The request:
Find and copy lines holding "boot".

┏━━

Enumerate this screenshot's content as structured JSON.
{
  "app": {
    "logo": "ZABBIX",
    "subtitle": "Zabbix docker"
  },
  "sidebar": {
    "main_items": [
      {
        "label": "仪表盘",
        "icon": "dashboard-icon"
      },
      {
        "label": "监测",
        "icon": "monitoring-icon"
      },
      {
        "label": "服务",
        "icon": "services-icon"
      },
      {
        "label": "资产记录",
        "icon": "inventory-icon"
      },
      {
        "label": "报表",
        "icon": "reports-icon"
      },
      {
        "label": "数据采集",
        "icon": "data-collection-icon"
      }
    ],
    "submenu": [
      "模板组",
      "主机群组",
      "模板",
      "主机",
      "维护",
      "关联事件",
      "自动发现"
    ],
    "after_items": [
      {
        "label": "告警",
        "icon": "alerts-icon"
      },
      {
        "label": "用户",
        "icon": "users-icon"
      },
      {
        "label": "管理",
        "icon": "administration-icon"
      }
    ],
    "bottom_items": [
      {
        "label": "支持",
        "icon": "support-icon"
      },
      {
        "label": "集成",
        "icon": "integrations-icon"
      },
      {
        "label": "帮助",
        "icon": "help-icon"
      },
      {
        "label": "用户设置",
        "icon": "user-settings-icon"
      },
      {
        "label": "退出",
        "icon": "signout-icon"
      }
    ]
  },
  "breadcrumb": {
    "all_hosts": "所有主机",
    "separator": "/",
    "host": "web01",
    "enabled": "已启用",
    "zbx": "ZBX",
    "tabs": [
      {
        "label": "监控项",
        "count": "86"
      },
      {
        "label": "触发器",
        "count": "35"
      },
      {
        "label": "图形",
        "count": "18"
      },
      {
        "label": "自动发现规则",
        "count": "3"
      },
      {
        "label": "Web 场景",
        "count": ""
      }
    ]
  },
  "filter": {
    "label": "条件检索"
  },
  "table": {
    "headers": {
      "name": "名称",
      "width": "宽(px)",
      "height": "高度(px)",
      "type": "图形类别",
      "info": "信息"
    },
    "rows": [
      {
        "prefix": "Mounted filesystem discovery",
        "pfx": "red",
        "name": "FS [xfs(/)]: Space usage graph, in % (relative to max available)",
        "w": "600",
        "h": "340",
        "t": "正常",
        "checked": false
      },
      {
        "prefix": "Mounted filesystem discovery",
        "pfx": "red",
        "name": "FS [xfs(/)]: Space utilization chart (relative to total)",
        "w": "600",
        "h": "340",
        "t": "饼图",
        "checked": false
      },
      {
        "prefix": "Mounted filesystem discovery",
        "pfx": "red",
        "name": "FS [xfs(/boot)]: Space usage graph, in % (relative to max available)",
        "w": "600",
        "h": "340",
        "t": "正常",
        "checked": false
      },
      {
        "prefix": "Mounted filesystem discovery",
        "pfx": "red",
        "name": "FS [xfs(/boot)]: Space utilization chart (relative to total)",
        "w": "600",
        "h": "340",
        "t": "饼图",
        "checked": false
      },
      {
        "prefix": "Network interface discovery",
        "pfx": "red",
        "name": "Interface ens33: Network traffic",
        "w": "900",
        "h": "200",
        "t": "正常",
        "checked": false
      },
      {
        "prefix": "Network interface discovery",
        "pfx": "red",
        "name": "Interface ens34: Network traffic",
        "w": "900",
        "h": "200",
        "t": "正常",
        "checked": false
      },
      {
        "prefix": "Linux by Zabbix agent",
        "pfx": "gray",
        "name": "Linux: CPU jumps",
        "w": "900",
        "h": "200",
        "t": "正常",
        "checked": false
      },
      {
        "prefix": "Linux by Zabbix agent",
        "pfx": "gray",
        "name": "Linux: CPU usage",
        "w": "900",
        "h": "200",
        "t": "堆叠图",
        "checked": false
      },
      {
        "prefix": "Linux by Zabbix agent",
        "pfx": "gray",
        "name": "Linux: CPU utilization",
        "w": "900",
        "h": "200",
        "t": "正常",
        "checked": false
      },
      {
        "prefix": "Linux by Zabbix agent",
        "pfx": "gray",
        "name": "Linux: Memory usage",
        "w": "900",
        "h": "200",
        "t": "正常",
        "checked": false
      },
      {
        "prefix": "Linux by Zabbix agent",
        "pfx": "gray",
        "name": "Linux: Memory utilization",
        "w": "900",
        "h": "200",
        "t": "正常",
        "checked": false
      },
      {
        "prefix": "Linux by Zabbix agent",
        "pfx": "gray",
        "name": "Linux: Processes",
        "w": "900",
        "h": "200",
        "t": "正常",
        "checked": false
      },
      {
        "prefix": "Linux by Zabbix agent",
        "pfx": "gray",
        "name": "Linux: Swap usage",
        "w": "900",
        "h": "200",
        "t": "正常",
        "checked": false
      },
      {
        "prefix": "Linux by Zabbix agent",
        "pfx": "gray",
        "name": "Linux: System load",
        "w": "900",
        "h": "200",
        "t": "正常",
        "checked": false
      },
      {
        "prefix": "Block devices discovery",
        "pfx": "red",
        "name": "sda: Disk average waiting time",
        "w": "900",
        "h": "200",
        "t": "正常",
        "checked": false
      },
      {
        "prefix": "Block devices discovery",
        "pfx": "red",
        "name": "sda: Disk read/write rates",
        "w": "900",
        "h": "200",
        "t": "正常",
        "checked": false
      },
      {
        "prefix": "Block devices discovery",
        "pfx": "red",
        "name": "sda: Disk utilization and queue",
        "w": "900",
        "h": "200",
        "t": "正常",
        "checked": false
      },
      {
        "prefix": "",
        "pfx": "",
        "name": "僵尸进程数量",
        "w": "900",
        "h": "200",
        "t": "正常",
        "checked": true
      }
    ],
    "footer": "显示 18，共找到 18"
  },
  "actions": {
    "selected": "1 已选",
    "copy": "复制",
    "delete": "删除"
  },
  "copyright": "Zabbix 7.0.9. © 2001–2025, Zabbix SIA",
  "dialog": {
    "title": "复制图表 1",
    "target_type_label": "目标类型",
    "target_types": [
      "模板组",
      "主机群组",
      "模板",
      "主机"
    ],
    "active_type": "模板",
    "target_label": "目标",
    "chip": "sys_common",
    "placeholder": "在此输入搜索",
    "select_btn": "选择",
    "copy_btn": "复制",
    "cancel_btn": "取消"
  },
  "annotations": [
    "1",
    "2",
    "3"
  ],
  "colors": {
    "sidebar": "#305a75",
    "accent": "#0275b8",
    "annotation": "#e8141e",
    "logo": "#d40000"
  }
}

┗━━

The solution:
        "name": "FS [xfs(/boot)]: Space usage graph, in % (relative to max available)",
        "name": "FS [xfs(/boot)]: Space utilization chart (relative to total)",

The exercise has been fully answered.